____ Dataset rows

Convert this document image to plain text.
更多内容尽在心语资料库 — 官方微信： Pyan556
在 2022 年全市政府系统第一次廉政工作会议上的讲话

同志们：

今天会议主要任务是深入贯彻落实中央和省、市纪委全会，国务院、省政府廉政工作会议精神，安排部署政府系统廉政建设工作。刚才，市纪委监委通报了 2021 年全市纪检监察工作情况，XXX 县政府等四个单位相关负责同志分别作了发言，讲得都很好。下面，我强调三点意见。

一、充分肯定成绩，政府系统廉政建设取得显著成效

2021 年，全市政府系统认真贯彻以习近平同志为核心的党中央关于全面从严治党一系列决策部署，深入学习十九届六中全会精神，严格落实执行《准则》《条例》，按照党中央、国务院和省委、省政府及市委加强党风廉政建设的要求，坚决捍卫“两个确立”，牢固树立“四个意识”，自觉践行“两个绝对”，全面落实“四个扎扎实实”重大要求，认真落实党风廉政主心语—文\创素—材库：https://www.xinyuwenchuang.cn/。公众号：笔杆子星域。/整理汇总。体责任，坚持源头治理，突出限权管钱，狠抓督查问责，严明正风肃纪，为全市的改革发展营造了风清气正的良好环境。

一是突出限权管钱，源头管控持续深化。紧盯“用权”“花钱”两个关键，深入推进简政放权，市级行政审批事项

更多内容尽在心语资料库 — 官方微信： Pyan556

________

◆ Description of the task
Return the listing above word for word.

◆ Answer to this problem
Convert this document image to plain text.
更多内容尽在心语资料库 — 官方微信： Pyan556
在 2022 年全市政府系统第一次廉政工作会议上的讲话

同志们：

今天会议主要任务是深入贯彻落实中央和省、市纪委全会，国务院、省政府廉政工作会议精神，安排部署政府系统廉政建设工作。刚才，市纪委监委通报了 2021 年全市纪检监察工作情况，XXX 县政府等四个单位相关负责同志分别作了发言，讲得都很好。下面，我强调三点意见。

一、充分肯定成绩，政府系统廉政建设取得显著成效

2021 年，全市政府系统认真贯彻以习近平同志为核心的党中央关于全面从严治党一系列决策部署，深入学习十九届六中全会精神，严格落实执行《准则》《条例》，按照党中央、国务院和省委、省政府及市委加强党风廉政建设的要求，坚决捍卫“两个确立”，牢固树立“四个意识”，自觉践行“两个绝对”，全面落实“四个扎扎实实”重大要求，认真落实党风廉政主心语—文\创素—材库：https://www.xinyuwenchuang.cn/。公众号：笔杆子星域。/整理汇总。体责任，坚持源头治理，突出限权管钱，狠抓督查问责，严明正风肃纪，为全市的改革发展营造了风清气正的良好环境。

一是突出限权管钱，源头管控持续深化。紧盯“用权”“花钱”两个关键，深入推进简政放权，市级行政审批事项

更多内容尽在心语资料库 — 官方微信： Pyan556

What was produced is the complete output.